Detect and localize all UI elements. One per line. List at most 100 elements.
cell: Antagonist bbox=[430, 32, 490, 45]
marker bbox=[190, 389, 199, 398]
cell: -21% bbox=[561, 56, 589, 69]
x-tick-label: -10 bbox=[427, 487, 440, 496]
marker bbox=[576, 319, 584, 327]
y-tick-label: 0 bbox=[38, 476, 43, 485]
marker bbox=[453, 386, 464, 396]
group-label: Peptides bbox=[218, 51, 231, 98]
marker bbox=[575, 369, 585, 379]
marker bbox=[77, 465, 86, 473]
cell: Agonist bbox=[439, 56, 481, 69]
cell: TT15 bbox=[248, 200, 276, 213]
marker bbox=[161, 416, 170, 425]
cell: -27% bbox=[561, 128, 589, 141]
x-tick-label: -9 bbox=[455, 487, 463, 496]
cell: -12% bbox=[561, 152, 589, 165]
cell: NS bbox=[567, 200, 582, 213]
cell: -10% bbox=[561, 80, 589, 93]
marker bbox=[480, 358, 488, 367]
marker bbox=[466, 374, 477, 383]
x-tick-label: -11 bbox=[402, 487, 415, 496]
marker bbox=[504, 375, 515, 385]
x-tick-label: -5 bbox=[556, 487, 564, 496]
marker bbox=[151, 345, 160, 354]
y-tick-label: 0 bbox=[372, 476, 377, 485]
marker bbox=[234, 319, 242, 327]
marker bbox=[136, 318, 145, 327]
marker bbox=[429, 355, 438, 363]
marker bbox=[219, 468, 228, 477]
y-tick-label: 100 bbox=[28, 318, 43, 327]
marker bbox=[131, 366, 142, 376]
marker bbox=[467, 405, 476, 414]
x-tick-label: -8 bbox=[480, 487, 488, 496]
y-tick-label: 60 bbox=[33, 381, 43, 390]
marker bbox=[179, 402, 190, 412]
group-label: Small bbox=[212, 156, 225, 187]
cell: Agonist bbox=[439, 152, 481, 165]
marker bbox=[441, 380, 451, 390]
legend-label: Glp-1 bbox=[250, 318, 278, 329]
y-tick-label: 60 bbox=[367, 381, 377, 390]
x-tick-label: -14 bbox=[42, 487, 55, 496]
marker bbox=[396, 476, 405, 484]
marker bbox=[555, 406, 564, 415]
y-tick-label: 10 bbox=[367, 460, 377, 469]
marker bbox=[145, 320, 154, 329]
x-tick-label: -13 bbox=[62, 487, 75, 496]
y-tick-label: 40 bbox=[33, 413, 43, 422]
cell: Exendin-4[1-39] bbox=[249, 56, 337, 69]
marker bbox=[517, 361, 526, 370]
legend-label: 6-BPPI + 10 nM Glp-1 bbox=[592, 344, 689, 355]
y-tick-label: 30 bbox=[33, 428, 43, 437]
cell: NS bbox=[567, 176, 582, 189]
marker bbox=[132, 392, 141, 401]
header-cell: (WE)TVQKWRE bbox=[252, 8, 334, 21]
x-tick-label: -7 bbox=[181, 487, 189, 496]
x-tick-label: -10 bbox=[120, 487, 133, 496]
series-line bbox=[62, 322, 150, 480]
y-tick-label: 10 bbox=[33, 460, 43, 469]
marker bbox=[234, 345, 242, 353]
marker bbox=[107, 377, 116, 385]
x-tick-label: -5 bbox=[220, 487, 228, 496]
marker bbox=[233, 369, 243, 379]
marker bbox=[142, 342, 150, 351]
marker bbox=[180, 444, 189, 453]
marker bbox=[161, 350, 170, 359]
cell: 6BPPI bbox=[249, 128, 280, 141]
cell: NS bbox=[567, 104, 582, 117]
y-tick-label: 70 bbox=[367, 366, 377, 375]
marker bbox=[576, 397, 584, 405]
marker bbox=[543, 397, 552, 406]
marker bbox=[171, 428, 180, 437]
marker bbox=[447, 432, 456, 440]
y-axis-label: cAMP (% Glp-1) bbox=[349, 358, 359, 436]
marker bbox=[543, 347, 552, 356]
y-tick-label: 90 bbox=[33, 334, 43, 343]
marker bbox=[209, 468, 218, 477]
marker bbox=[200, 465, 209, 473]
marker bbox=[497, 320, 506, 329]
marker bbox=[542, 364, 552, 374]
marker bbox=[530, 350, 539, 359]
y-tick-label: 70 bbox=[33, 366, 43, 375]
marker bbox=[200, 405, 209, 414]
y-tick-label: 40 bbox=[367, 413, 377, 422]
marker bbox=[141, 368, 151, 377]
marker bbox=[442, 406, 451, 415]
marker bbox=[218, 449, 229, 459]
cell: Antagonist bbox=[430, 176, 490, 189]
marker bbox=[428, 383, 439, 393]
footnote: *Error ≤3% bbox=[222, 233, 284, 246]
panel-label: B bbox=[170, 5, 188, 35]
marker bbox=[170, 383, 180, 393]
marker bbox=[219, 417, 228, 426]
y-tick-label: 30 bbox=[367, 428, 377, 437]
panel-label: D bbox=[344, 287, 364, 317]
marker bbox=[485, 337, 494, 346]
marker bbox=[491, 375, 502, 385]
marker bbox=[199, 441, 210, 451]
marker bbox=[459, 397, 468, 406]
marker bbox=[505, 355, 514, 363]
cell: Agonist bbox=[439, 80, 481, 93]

== == ==

* **REQUIRED ACTION**
Every single entry above has to be copied exactly.

* **SOLUTION FOR THIS EXERCISE**
Detect and localize all UI elements. One per line. List at most 100 elements.
cell: Antagonist bbox=[430, 32, 490, 45]
marker bbox=[190, 389, 199, 398]
cell: -21% bbox=[561, 56, 589, 69]
x-tick-label: -10 bbox=[427, 487, 440, 496]
marker bbox=[576, 319, 584, 327]
y-tick-label: 0 bbox=[38, 476, 43, 485]
marker bbox=[453, 386, 464, 396]
group-label: Peptides bbox=[218, 51, 231, 98]
marker bbox=[575, 369, 585, 379]
marker bbox=[77, 465, 86, 473]
cell: Agonist bbox=[439, 56, 481, 69]
cell: TT15 bbox=[248, 200, 276, 213]
marker bbox=[161, 416, 170, 425]
cell: -27% bbox=[561, 128, 589, 141]
x-tick-label: -9 bbox=[455, 487, 463, 496]
cell: -12% bbox=[561, 152, 589, 165]
cell: NS bbox=[567, 200, 582, 213]
cell: -10% bbox=[561, 80, 589, 93]
marker bbox=[480, 358, 488, 367]
marker bbox=[466, 374, 477, 383]
x-tick-label: -11 bbox=[402, 487, 415, 496]
marker bbox=[504, 375, 515, 385]
x-tick-label: -5 bbox=[556, 487, 564, 496]
marker bbox=[151, 345, 160, 354]
y-tick-label: 0 bbox=[372, 476, 377, 485]
marker bbox=[234, 319, 242, 327]
marker bbox=[136, 318, 145, 327]
marker bbox=[429, 355, 438, 363]
marker bbox=[219, 468, 228, 477]
y-tick-label: 100 bbox=[28, 318, 43, 327]
marker bbox=[131, 366, 142, 376]
marker bbox=[467, 405, 476, 414]
x-tick-label: -8 bbox=[480, 487, 488, 496]
y-tick-label: 60 bbox=[33, 381, 43, 390]
marker bbox=[179, 402, 190, 412]
group-label: Small bbox=[212, 156, 225, 187]
cell: Agonist bbox=[439, 152, 481, 165]
marker bbox=[441, 380, 451, 390]
legend-label: Glp-1 bbox=[250, 318, 278, 329]
y-tick-label: 60 bbox=[367, 381, 377, 390]
x-tick-label: -14 bbox=[42, 487, 55, 496]
marker bbox=[396, 476, 405, 484]
marker bbox=[555, 406, 564, 415]
y-tick-label: 10 bbox=[367, 460, 377, 469]
marker bbox=[145, 320, 154, 329]
x-tick-label: -13 bbox=[62, 487, 75, 496]
y-tick-label: 40 bbox=[33, 413, 43, 422]
cell: Exendin-4[1-39] bbox=[249, 56, 337, 69]
marker bbox=[517, 361, 526, 370]
legend-label: 6-BPPI + 10 nM Glp-1 bbox=[592, 344, 689, 355]
y-tick-label: 30 bbox=[33, 428, 43, 437]
cell: NS bbox=[567, 176, 582, 189]
marker bbox=[132, 392, 141, 401]
header-cell: (WE)TVQKWRE bbox=[252, 8, 334, 21]
x-tick-label: -7 bbox=[181, 487, 189, 496]
x-tick-label: -10 bbox=[120, 487, 133, 496]
series-line bbox=[62, 322, 150, 480]
y-tick-label: 10 bbox=[33, 460, 43, 469]
marker bbox=[234, 345, 242, 353]
marker bbox=[107, 377, 116, 385]
x-tick-label: -5 bbox=[220, 487, 228, 496]
marker bbox=[233, 369, 243, 379]
marker bbox=[142, 342, 150, 351]
marker bbox=[180, 444, 189, 453]
marker bbox=[161, 350, 170, 359]
cell: 6BPPI bbox=[249, 128, 280, 141]
cell: NS bbox=[567, 104, 582, 117]
y-tick-label: 70 bbox=[367, 366, 377, 375]
marker bbox=[576, 397, 584, 405]
marker bbox=[543, 397, 552, 406]
marker bbox=[171, 428, 180, 437]
marker bbox=[447, 432, 456, 440]
y-axis-label: cAMP (% Glp-1) bbox=[349, 358, 359, 436]
marker bbox=[543, 347, 552, 356]
y-tick-label: 90 bbox=[33, 334, 43, 343]
marker bbox=[209, 468, 218, 477]
marker bbox=[200, 465, 209, 473]
marker bbox=[497, 320, 506, 329]
marker bbox=[542, 364, 552, 374]
marker bbox=[530, 350, 539, 359]
y-tick-label: 70 bbox=[33, 366, 43, 375]
marker bbox=[200, 405, 209, 414]
y-tick-label: 40 bbox=[367, 413, 377, 422]
marker bbox=[141, 368, 151, 377]
marker bbox=[442, 406, 451, 415]
marker bbox=[218, 449, 229, 459]
cell: Antagonist bbox=[430, 176, 490, 189]
marker bbox=[428, 383, 439, 393]
footnote: *Error ≤3% bbox=[222, 233, 284, 246]
panel-label: B bbox=[170, 5, 188, 35]
marker bbox=[170, 383, 180, 393]
marker bbox=[219, 417, 228, 426]
y-tick-label: 30 bbox=[367, 428, 377, 437]
panel-label: D bbox=[344, 287, 364, 317]
marker bbox=[485, 337, 494, 346]
marker bbox=[491, 375, 502, 385]
marker bbox=[199, 441, 210, 451]
marker bbox=[459, 397, 468, 406]
marker bbox=[505, 355, 514, 363]
cell: Agonist bbox=[439, 80, 481, 93]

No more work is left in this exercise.